Dataset entries
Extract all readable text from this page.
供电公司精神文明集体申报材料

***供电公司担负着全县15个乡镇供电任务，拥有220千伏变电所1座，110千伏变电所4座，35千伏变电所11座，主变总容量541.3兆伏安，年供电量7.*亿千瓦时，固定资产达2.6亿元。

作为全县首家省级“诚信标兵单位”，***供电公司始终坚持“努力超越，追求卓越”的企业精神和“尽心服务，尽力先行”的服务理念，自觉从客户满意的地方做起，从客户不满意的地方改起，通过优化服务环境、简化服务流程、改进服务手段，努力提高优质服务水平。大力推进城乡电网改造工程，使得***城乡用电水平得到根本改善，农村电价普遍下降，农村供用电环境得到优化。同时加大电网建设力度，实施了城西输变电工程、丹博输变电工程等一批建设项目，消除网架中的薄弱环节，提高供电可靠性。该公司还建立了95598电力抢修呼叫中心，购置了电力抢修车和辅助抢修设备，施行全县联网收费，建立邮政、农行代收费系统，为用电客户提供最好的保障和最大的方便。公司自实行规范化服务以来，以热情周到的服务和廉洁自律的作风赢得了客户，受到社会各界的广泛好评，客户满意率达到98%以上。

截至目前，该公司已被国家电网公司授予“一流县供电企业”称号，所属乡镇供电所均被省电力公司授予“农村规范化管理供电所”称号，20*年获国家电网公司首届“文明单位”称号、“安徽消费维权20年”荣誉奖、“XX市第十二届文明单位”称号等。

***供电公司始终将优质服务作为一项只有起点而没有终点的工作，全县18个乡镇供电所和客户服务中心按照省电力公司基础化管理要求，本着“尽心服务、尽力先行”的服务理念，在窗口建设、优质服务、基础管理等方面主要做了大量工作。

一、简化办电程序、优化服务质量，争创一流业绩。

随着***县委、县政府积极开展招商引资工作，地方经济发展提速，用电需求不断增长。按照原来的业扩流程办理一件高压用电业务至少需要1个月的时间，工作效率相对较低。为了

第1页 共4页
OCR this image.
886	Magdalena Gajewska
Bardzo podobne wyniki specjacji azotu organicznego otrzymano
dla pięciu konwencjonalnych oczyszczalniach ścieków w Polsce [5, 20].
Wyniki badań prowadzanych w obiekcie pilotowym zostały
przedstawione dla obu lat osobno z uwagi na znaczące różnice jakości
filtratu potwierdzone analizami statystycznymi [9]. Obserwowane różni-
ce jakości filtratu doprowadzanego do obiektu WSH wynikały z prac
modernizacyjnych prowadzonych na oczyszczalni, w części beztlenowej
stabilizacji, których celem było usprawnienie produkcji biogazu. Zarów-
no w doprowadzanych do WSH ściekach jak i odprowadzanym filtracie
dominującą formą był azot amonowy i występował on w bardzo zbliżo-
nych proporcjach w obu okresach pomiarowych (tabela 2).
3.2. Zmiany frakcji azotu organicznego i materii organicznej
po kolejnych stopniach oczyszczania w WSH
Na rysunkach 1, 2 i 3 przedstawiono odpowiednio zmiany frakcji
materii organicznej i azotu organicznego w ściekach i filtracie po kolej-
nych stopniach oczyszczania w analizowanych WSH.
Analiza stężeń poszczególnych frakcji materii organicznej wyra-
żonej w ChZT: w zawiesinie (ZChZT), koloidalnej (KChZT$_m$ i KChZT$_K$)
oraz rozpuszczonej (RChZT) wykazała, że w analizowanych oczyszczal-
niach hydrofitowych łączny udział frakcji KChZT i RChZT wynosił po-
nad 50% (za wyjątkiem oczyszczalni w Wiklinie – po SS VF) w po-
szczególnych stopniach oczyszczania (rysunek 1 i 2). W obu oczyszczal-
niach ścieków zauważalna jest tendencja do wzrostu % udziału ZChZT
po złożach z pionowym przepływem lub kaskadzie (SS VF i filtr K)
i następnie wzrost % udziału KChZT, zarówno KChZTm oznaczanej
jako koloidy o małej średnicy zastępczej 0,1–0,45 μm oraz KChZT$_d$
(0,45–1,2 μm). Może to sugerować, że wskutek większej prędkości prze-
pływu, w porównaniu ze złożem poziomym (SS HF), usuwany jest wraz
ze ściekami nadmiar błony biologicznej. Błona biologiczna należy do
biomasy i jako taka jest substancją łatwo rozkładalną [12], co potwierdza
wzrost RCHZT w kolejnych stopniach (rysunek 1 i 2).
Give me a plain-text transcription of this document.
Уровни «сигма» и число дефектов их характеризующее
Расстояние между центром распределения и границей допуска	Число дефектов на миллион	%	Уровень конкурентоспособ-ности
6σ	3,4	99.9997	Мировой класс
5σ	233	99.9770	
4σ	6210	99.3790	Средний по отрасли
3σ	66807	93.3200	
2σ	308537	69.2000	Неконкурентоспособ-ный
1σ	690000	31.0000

CHALLENGE: Isolate the lines above that contain the word "KChZT" and copy them.

SOLUTION TO THIS EXERCISE:
żonej w ChZT: w zawiesinie (ZChZT), koloidalnej (KChZT$_m$ i KChZT$_K$)
niach hydrofitowych łączny udział frakcji KChZT i RChZT wynosił po-
i następnie wzrost % udziału KChZT, zarówno KChZTm oznaczanej
jako koloidy o małej średnicy zastępczej 0,1–0,45 μm oraz KChZT$_d$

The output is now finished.